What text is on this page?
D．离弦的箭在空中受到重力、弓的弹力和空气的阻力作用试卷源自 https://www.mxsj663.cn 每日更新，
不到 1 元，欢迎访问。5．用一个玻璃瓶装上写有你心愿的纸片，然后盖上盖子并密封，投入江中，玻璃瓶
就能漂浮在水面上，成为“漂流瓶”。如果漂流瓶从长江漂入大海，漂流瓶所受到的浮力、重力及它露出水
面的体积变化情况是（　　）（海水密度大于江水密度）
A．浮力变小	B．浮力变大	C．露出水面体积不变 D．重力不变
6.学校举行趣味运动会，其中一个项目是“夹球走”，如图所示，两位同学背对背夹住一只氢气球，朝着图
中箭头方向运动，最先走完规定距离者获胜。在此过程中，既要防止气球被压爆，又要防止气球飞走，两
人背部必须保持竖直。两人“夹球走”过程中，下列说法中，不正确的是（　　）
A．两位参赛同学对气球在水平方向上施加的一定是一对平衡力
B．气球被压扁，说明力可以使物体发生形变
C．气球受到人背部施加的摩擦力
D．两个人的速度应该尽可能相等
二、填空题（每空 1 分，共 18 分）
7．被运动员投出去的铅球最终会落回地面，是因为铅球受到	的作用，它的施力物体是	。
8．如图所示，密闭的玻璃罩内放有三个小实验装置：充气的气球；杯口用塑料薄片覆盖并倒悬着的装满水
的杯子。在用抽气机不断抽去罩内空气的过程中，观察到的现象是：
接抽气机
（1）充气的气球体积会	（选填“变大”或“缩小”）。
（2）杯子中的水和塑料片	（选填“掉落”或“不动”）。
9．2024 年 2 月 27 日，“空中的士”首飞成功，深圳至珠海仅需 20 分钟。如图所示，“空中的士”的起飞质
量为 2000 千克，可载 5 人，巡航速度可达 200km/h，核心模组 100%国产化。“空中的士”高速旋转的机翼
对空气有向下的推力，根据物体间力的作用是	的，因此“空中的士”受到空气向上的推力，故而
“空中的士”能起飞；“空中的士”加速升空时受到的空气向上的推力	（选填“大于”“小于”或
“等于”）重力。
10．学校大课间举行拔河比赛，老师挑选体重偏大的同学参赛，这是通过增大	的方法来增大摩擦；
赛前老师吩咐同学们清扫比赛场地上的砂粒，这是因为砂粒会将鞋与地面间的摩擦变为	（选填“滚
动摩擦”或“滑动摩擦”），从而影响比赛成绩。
==========
■ **Task to carry out**
Return each line of the records above exactly as it reads.

■ **Answer to this exercise**
What text is on this page?
D．离弦的箭在空中受到重力、弓的弹力和空气的阻力作用试卷源自 https://www.mxsj663.cn 每日更新，
不到 1 元，欢迎访问。5．用一个玻璃瓶装上写有你心愿的纸片，然后盖上盖子并密封，投入江中，玻璃瓶
就能漂浮在水面上，成为“漂流瓶”。如果漂流瓶从长江漂入大海，漂流瓶所受到的浮力、重力及它露出水
面的体积变化情况是（　　）（海水密度大于江水密度）
A．浮力变小	B．浮力变大	C．露出水面体积不变 D．重力不变
6.学校举行趣味运动会，其中一个项目是“夹球走”，如图所示，两位同学背对背夹住一只氢气球，朝着图
中箭头方向运动，最先走完规定距离者获胜。在此过程中，既要防止气球被压爆，又要防止气球飞走，两
人背部必须保持竖直。两人“夹球走”过程中，下列说法中，不正确的是（　　）
A．两位参赛同学对气球在水平方向上施加的一定是一对平衡力
B．气球被压扁，说明力可以使物体发生形变
C．气球受到人背部施加的摩擦力
D．两个人的速度应该尽可能相等
二、填空题（每空 1 分，共 18 分）
7．被运动员投出去的铅球最终会落回地面，是因为铅球受到	的作用，它的施力物体是	。
8．如图所示，密闭的玻璃罩内放有三个小实验装置：充气的气球；杯口用塑料薄片覆盖并倒悬着的装满水
的杯子。在用抽气机不断抽去罩内空气的过程中，观察到的现象是：
接抽气机
（1）充气的气球体积会	（选填“变大”或“缩小”）。
（2）杯子中的水和塑料片	（选填“掉落”或“不动”）。
9．2024 年 2 月 27 日，“空中的士”首飞成功，深圳至珠海仅需 20 分钟。如图所示，“空中的士”的起飞质
量为 2000 千克，可载 5 人，巡航速度可达 200km/h，核心模组 100%国产化。“空中的士”高速旋转的机翼
对空气有向下的推力，根据物体间力的作用是	的，因此“空中的士”受到空气向上的推力，故而
“空中的士”能起飞；“空中的士”加速升空时受到的空气向上的推力	（选填“大于”“小于”或
“等于”）重力。
10．学校大课间举行拔河比赛，老师挑选体重偏大的同学参赛，这是通过增大	的方法来增大摩擦；
赛前老师吩咐同学们清扫比赛场地上的砂粒，这是因为砂粒会将鞋与地面间的摩擦变为	（选填“滚
动摩擦”或“滑动摩擦”），从而影响比赛成绩。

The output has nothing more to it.